--- START DATA SHOWN ---

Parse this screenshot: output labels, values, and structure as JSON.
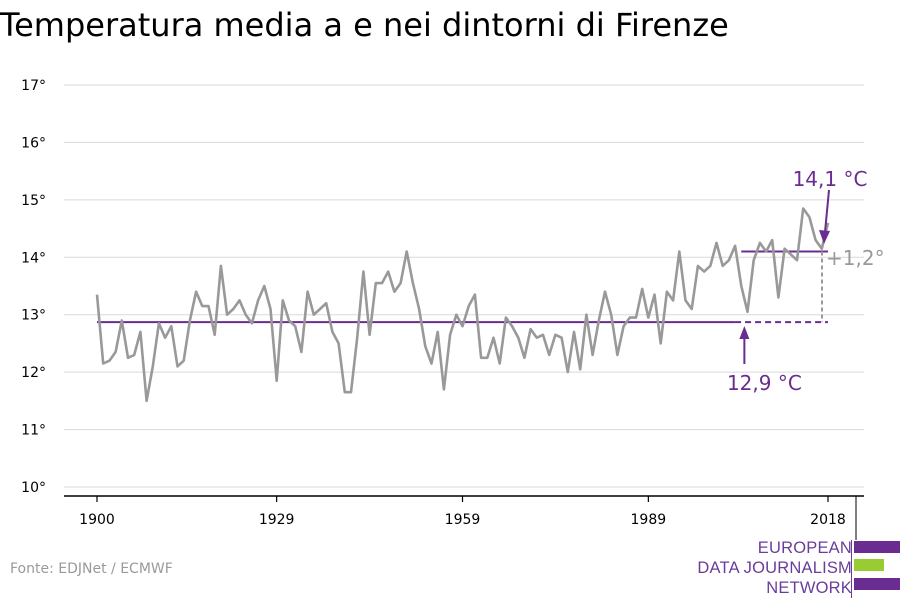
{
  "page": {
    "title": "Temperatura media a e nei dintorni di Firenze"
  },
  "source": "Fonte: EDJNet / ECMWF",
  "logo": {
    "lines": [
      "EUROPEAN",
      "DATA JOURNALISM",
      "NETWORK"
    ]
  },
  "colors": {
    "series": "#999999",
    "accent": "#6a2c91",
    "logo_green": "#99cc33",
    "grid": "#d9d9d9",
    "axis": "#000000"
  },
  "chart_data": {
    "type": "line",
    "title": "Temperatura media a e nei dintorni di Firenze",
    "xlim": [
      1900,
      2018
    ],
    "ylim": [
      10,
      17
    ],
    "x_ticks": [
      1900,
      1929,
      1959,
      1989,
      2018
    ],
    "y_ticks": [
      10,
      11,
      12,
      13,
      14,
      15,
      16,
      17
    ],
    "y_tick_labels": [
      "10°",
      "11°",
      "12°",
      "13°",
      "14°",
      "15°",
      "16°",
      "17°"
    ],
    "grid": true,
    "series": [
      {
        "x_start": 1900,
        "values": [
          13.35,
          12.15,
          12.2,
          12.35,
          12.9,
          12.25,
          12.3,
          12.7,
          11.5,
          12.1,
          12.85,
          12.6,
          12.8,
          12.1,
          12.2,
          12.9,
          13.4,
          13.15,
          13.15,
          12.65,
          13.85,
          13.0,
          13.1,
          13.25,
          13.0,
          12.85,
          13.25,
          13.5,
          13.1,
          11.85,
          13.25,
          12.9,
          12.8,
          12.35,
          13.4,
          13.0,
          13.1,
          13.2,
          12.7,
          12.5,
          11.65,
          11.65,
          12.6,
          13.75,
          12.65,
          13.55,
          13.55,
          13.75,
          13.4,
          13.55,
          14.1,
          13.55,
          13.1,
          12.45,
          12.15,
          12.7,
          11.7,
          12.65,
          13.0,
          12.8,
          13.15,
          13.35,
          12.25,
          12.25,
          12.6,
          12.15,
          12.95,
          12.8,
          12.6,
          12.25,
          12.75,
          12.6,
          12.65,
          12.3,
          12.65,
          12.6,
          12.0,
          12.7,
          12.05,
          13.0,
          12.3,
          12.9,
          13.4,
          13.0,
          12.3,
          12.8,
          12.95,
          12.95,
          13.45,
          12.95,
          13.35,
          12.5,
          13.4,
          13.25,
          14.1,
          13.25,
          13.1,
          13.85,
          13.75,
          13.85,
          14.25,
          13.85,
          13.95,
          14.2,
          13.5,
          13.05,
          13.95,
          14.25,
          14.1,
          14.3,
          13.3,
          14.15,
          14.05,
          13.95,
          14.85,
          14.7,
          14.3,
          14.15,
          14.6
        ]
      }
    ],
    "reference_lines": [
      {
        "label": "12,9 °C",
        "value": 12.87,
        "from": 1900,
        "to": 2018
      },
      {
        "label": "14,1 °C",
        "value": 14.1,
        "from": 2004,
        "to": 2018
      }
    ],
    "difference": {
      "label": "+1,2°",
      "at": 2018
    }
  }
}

--- END DATA SHOWN ---

Generate a word-for-word copy of the preceding records, excluding all pictures.

Parse this screenshot: output labels, values, and structure as JSON.
{
  "page": {
    "title": "Temperatura media a e nei dintorni di Firenze"
  },
  "source": "Fonte: EDJNet / ECMWF",
  "logo": {
    "lines": [
      "EUROPEAN",
      "DATA JOURNALISM",
      "NETWORK"
    ]
  },
  "colors": {
    "series": "#999999",
    "accent": "#6a2c91",
    "logo_green": "#99cc33",
    "grid": "#d9d9d9",
    "axis": "#000000"
  },
  "chart_data": {
    "type": "line",
    "title": "Temperatura media a e nei dintorni di Firenze",
    "xlim": [
      1900,
      2018
    ],
    "ylim": [
      10,
      17
    ],
    "x_ticks": [
      1900,
      1929,
      1959,
      1989,
      2018
    ],
    "y_ticks": [
      10,
      11,
      12,
      13,
      14,
      15,
      16,
      17
    ],
    "y_tick_labels": [
      "10°",
      "11°",
      "12°",
      "13°",
      "14°",
      "15°",
      "16°",
      "17°"
    ],
    "grid": true,
    "series": [
      {
        "x_start": 1900,
        "values": [
          13.35,
          12.15,
          12.2,
          12.35,
          12.9,
          12.25,
          12.3,
          12.7,
          11.5,
          12.1,
          12.85,
          12.6,
          12.8,
          12.1,
          12.2,
          12.9,
          13.4,
          13.15,
          13.15,
          12.65,
          13.85,
          13.0,
          13.1,
          13.25,
          13.0,
          12.85,
          13.25,
          13.5,
          13.1,
          11.85,
          13.25,
          12.9,
          12.8,
          12.35,
          13.4,
          13.0,
          13.1,
          13.2,
          12.7,
          12.5,
          11.65,
          11.65,
          12.6,
          13.75,
          12.65,
          13.55,
          13.55,
          13.75,
          13.4,
          13.55,
          14.1,
          13.55,
          13.1,
          12.45,
          12.15,
          12.7,
          11.7,
          12.65,
          13.0,
          12.8,
          13.15,
          13.35,
          12.25,
          12.25,
          12.6,
          12.15,
          12.95,
          12.8,
          12.6,
          12.25,
          12.75,
          12.6,
          12.65,
          12.3,
          12.65,
          12.6,
          12.0,
          12.7,
          12.05,
          13.0,
          12.3,
          12.9,
          13.4,
          13.0,
          12.3,
          12.8,
          12.95,
          12.95,
          13.45,
          12.95,
          13.35,
          12.5,
          13.4,
          13.25,
          14.1,
          13.25,
          13.1,
          13.85,
          13.75,
          13.85,
          14.25,
          13.85,
          13.95,
          14.2,
          13.5,
          13.05,
          13.95,
          14.25,
          14.1,
          14.3,
          13.3,
          14.15,
          14.05,
          13.95,
          14.85,
          14.7,
          14.3,
          14.15,
          14.6
        ]
      }
    ],
    "reference_lines": [
      {
        "label": "12,9 °C",
        "value": 12.87,
        "from": 1900,
        "to": 2018
      },
      {
        "label": "14,1 °C",
        "value": 14.1,
        "from": 2004,
        "to": 2018
      }
    ],
    "difference": {
      "label": "+1,2°",
      "at": 2018
    }
  }
}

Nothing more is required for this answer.